### [What to work on]
Find the string "solemnly" in the listing and report every line that has it.

-=-=-=-=-

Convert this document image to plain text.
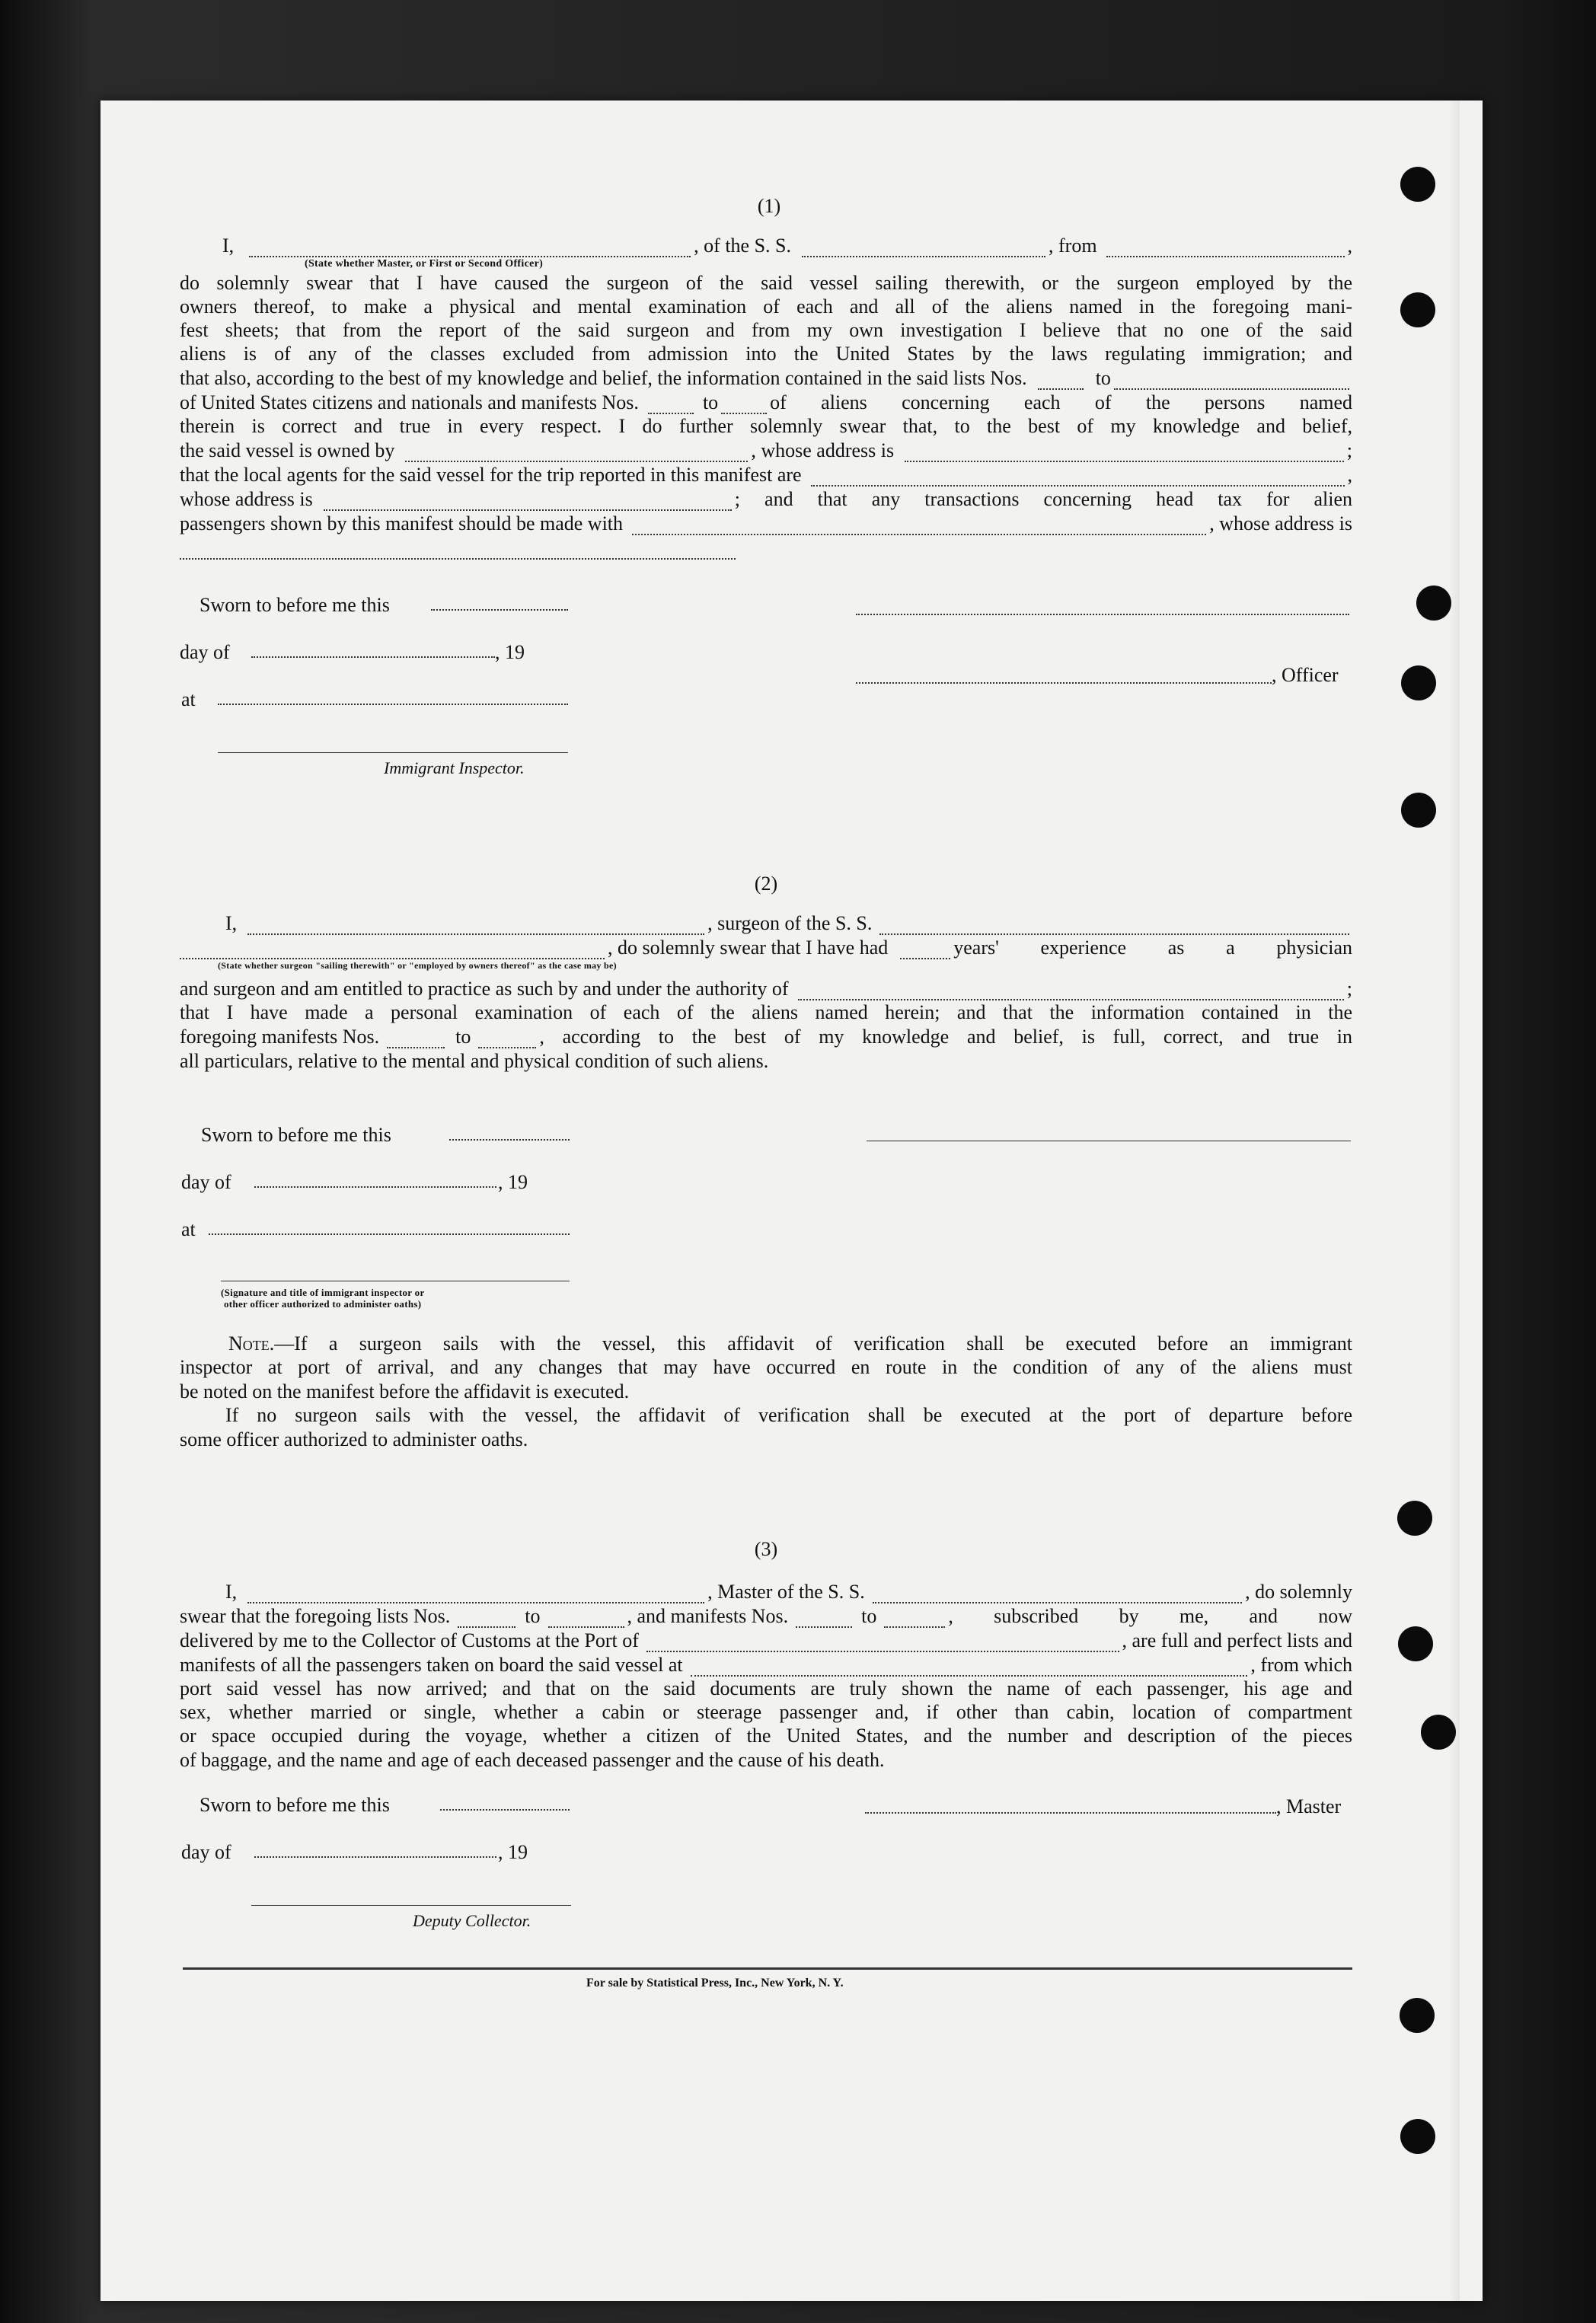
(1)
I,	, of the S. S.	, from	,
(State whether Master, or First or Second Officer)
do solemnly swear that I have caused the surgeon of the said vessel sailing therewith, or the surgeon employed by the
owners thereof, to make a physical and mental examination of each and all of the aliens named in the foregoing mani-
fest sheets; that from the report of the said surgeon and from my own investigation I believe that no one of the said
aliens is of any of the classes excluded from admission into the United States by the laws regulating immigration; and
that also, according to the best of my knowledge and belief, the information contained in the said lists Nos.	to
of United States citizens and nationals and manifests Nos.	to	of aliens concerning each of the persons named
therein is correct and true in every respect. I do further solemnly swear that, to the best of my knowledge and belief,
the said vessel is owned by	, whose address is	;
that the local agents for the said vessel for the trip reported in this manifest are	,
whose address is	; and that any transactions concerning head tax for alien
passengers shown by this manifest should be made with	, whose address is
Sworn to before me this
day of	, 19
, Officer
at
Immigrant Inspector.
(2)
I,	, surgeon of the S. S.
, do solemnly swear that I have had	years' experience as a physician
(State whether surgeon "sailing therewith" or "employed by owners thereof" as the case may be)
and surgeon and am entitled to practice as such by and under the authority of	;
that I have made a personal examination of each of the aliens named herein; and that the information contained in the
foregoing manifests Nos.	to	, according to the best of my knowledge and belief, is full, correct, and true in
all particulars, relative to the mental and physical condition of such aliens.
Sworn to before me this
day of	, 19
at
(Signature and title of immigrant inspector or
other officer authorized to administer oaths)
Note. —If a surgeon sails with the vessel, this affidavit of verification shall be executed before an immigrant
inspector at port of arrival, and any changes that may have occurred en route in the condition of any of the aliens must
be noted on the manifest before the affidavit is executed.
If no surgeon sails with the vessel, the affidavit of verification shall be executed at the port of departure before
some officer authorized to administer oaths.
(3)
I,	, Master of the S. S.	, do solemnly
swear that the foregoing lists Nos.	to	, and manifests Nos.	to	, subscribed by me, and now
delivered by me to the Collector of Customs at the Port of	, are full and perfect lists and
manifests of all the passengers taken on board the said vessel at	, from which
port said vessel has now arrived; and that on the said documents are truly shown the name of each passenger, his age and
sex, whether married or single, whether a cabin or steerage passenger and, if other than cabin, location of compartment
or space occupied during the voyage, whether a citizen of the United States, and the number and description of the pieces
of baggage, and the name and age of each deceased passenger and the cause of his death.
Sworn to before me this	, Master
day of	, 19
Deputy Collector.
For sale by Statistical Press, Inc., New York, N. Y.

-=-=-=-=-

### [Reply]
do solemnly swear that I have caused the surgeon of the said vessel sailing therewith, or the surgeon employed by the
therein is correct and true in every respect. I do further solemnly swear that, to the best of my knowledge and belief,
, do solemnly swear that I have had	years' experience as a physician
I,	, Master of the S. S.	, do solemnly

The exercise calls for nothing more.